======== MATERIAL SUPPLIED ========

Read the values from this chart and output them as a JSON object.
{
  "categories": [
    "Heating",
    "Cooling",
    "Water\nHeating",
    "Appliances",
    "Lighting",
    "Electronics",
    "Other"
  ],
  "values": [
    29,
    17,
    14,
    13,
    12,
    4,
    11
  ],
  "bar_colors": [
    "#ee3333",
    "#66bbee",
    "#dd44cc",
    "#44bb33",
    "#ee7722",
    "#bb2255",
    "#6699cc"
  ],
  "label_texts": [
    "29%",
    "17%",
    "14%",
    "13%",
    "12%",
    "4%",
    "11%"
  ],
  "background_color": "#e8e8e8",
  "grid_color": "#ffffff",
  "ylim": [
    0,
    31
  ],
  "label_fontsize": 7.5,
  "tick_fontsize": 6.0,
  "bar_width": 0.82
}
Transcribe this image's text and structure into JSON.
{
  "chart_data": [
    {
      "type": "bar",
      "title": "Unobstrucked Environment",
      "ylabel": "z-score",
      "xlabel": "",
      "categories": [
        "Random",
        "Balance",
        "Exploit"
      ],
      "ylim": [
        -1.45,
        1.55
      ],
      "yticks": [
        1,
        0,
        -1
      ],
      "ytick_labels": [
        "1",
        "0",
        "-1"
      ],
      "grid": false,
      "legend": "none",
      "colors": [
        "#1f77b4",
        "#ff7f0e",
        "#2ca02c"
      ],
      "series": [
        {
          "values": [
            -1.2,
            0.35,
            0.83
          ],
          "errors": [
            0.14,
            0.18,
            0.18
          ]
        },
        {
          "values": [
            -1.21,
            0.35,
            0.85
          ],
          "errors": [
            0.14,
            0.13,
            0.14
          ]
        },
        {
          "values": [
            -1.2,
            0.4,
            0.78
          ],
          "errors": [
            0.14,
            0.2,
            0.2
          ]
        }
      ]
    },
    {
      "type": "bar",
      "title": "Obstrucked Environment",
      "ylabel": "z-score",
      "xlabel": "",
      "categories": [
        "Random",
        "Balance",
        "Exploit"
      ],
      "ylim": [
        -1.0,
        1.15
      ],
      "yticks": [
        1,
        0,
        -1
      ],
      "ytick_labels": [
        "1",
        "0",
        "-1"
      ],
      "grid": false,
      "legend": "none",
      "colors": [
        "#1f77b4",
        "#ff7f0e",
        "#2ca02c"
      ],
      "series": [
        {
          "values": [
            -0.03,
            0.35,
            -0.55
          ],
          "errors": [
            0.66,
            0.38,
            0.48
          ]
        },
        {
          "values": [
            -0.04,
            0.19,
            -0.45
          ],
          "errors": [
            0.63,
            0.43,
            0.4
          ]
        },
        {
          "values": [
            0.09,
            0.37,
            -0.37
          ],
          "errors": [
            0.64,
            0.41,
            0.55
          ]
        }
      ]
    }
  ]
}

========

:: EXERCISE DIRECTIONS ::
Write out the records above again, keeping each one identical to the original.

:: COMPLETE ANSWER ::
Read the values from this chart and output them as a JSON object.
{
  "categories": [
    "Heating",
    "Cooling",
    "Water\nHeating",
    "Appliances",
    "Lighting",
    "Electronics",
    "Other"
  ],
  "values": [
    29,
    17,
    14,
    13,
    12,
    4,
    11
  ],
  "bar_colors": [
    "#ee3333",
    "#66bbee",
    "#dd44cc",
    "#44bb33",
    "#ee7722",
    "#bb2255",
    "#6699cc"
  ],
  "label_texts": [
    "29%",
    "17%",
    "14%",
    "13%",
    "12%",
    "4%",
    "11%"
  ],
  "background_color": "#e8e8e8",
  "grid_color": "#ffffff",
  "ylim": [
    0,
    31
  ],
  "label_fontsize": 7.5,
  "tick_fontsize": 6.0,
  "bar_width": 0.82
}
Transcribe this image's text and structure into JSON.
{
  "chart_data": [
    {
      "type": "bar",
      "title": "Unobstrucked Environment",
      "ylabel": "z-score",
      "xlabel": "",
      "categories": [
        "Random",
        "Balance",
        "Exploit"
      ],
      "ylim": [
        -1.45,
        1.55
      ],
      "yticks": [
        1,
        0,
        -1
      ],
      "ytick_labels": [
        "1",
        "0",
        "-1"
      ],
      "grid": false,
      "legend": "none",
      "colors": [
        "#1f77b4",
        "#ff7f0e",
        "#2ca02c"
      ],
      "series": [
        {
          "values": [
            -1.2,
            0.35,
            0.83
          ],
          "errors": [
            0.14,
            0.18,
            0.18
          ]
        },
        {
          "values": [
            -1.21,
            0.35,
            0.85
          ],
          "errors": [
            0.14,
            0.13,
            0.14
          ]
        },
        {
          "values": [
            -1.2,
            0.4,
            0.78
          ],
          "errors": [
            0.14,
            0.2,
            0.2
          ]
        }
      ]
    },
    {
      "type": "bar",
      "title": "Obstrucked Environment",
      "ylabel": "z-score",
      "xlabel": "",
      "categories": [
        "Random",
        "Balance",
        "Exploit"
      ],
      "ylim": [
        -1.0,
        1.15
      ],
      "yticks": [
        1,
        0,
        -1
      ],
      "ytick_labels": [
        "1",
        "0",
        "-1"
      ],
      "grid": false,
      "legend": "none",
      "colors": [
        "#1f77b4",
        "#ff7f0e",
        "#2ca02c"
      ],
      "series": [
        {
          "values": [
            -0.03,
            0.35,
            -0.55
          ],
          "errors": [
            0.66,
            0.38,
            0.48
          ]
        },
        {
          "values": [
            -0.04,
            0.19,
            -0.45
          ],
          "errors": [
            0.63,
            0.43,
            0.4
          ]
        },
        {
          "values": [
            0.09,
            0.37,
            -0.37
          ],
          "errors": [
            0.64,
            0.41,
            0.55
          ]
        }
      ]
    }
  ]
}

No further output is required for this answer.